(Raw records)
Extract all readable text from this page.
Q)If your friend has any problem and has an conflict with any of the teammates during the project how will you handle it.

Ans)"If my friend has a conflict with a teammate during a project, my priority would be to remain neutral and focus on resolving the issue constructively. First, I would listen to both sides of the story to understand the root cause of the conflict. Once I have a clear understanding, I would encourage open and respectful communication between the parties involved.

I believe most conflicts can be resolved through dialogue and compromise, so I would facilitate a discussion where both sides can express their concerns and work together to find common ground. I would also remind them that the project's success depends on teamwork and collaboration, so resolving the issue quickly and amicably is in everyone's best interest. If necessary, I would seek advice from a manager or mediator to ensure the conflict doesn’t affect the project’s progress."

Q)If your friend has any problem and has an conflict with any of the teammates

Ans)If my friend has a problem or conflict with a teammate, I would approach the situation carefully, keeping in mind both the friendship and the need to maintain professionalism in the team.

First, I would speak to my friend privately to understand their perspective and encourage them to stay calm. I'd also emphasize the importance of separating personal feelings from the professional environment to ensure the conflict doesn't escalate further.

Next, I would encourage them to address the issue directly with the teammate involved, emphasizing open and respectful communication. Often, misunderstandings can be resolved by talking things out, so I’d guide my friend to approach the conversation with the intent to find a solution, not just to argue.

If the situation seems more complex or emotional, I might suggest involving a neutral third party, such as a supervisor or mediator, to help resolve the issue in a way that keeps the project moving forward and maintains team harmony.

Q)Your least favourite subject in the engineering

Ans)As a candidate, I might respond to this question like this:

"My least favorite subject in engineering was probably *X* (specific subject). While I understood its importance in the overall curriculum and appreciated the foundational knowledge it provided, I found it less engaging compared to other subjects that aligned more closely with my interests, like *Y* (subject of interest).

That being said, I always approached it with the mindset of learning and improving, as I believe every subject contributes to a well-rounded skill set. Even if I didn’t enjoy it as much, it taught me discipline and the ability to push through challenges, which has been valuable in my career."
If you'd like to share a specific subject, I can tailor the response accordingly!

Task statement:
Find every line in the records above that contains the word "through", and copy each one.

In response:
I believe most conflicts can be resolved through dialogue and compromise, so I would facilitate a discussion where both sides can express their concerns and work together to find common ground. I would also remind them that the project's success depends on teamwork and collaboration, so resolving the issue quickly and amicably is in everyone's best interest. If necessary, I would seek advice from a manager or mediator to ensure the conflict doesn’t affect the project’s progress."
That being said, I always approached it with the mindset of learning and improving, as I believe every subject contributes to a well-rounded skill set. Even if I didn’t enjoy it as much, it taught me discipline and the ability to push through challenges, which has been valuable in my career."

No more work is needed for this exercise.